DIRECTIONS FOR THIS TASK. Can you rewrite these rows with every "arrow-icon" switched to "chevron-icon", leaving everything else unchanged?

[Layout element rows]

————

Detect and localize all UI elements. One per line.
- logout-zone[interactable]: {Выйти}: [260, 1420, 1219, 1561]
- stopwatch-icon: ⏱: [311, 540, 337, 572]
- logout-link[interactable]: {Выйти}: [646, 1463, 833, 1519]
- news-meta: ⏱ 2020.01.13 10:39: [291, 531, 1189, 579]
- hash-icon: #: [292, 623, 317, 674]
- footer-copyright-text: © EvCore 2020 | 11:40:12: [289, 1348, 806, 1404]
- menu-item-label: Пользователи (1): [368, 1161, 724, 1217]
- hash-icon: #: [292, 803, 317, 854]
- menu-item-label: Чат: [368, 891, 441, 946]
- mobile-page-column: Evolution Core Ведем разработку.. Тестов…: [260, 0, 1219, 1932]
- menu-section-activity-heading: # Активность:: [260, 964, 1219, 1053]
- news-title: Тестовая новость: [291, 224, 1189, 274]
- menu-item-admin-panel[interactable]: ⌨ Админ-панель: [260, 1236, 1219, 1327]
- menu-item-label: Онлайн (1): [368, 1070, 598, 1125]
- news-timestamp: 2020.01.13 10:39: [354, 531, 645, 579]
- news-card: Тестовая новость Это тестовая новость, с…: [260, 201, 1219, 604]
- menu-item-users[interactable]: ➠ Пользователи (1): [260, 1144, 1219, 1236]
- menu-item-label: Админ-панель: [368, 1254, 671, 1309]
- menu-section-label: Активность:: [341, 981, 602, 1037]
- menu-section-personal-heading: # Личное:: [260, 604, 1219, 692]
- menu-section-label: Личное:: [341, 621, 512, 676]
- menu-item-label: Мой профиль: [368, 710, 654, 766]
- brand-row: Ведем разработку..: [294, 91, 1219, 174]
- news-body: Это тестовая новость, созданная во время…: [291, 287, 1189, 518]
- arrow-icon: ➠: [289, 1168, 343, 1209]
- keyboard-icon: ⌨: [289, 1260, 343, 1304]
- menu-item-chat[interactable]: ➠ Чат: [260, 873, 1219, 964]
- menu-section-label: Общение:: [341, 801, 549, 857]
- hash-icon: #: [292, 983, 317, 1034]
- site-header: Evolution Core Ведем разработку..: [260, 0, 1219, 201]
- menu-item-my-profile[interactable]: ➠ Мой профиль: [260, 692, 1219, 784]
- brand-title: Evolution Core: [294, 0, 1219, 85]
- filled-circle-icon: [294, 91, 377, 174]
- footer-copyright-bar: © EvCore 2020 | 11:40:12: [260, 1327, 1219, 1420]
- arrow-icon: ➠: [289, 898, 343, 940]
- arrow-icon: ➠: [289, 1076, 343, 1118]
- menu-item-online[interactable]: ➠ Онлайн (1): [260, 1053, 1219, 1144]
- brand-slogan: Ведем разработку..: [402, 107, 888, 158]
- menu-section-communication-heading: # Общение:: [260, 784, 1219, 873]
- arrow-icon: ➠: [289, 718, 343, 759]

————

SOLUTION BELOW.
Detect and localize all UI elements. One per line.
- logout-zone[interactable]: {Выйти}: [260, 1420, 1219, 1561]
- stopwatch-icon: ⏱: [311, 540, 337, 572]
- logout-link[interactable]: {Выйти}: [646, 1463, 833, 1519]
- news-meta: ⏱ 2020.01.13 10:39: [291, 531, 1189, 579]
- hash-icon: #: [292, 623, 317, 674]
- footer-copyright-text: © EvCore 2020 | 11:40:12: [289, 1348, 806, 1404]
- menu-item-label: Пользователи (1): [368, 1161, 724, 1217]
- hash-icon: #: [292, 803, 317, 854]
- menu-item-label: Чат: [368, 891, 441, 946]
- mobile-page-column: Evolution Core Ведем разработку.. Тестов…: [260, 0, 1219, 1932]
- menu-section-activity-heading: # Активность:: [260, 964, 1219, 1053]
- news-title: Тестовая новость: [291, 224, 1189, 274]
- menu-item-admin-panel[interactable]: ⌨ Админ-панель: [260, 1236, 1219, 1327]
- menu-item-label: Онлайн (1): [368, 1070, 598, 1125]
- news-timestamp: 2020.01.13 10:39: [354, 531, 645, 579]
- news-card: Тестовая новость Это тестовая новость, с…: [260, 201, 1219, 604]
- menu-item-users[interactable]: ➠ Пользователи (1): [260, 1144, 1219, 1236]
- menu-item-label: Админ-панель: [368, 1254, 671, 1309]
- menu-section-label: Активность:: [341, 981, 602, 1037]
- menu-section-personal-heading: # Личное:: [260, 604, 1219, 692]
- menu-section-label: Личное:: [341, 621, 512, 676]
- menu-item-label: Мой профиль: [368, 710, 654, 766]
- brand-row: Ведем разработку..: [294, 91, 1219, 174]
- news-body: Это тестовая новость, созданная во время…: [291, 287, 1189, 518]
- chevron-icon: ➠: [289, 1168, 343, 1209]
- keyboard-icon: ⌨: [289, 1260, 343, 1304]
- menu-item-chat[interactable]: ➠ Чат: [260, 873, 1219, 964]
- menu-section-label: Общение:: [341, 801, 549, 857]
- hash-icon: #: [292, 983, 317, 1034]
- site-header: Evolution Core Ведем разработку..: [260, 0, 1219, 201]
- menu-item-my-profile[interactable]: ➠ Мой профиль: [260, 692, 1219, 784]
- brand-title: Evolution Core: [294, 0, 1219, 85]
- filled-circle-icon: [294, 91, 377, 174]
- footer-copyright-bar: © EvCore 2020 | 11:40:12: [260, 1327, 1219, 1420]
- chevron-icon: ➠: [289, 898, 343, 940]
- chevron-icon: ➠: [289, 1076, 343, 1118]
- menu-item-online[interactable]: ➠ Онлайн (1): [260, 1053, 1219, 1144]
- brand-slogan: Ведем разработку..: [402, 107, 888, 158]
- menu-section-communication-heading: # Общение:: [260, 784, 1219, 873]
- chevron-icon: ➠: [289, 718, 343, 759]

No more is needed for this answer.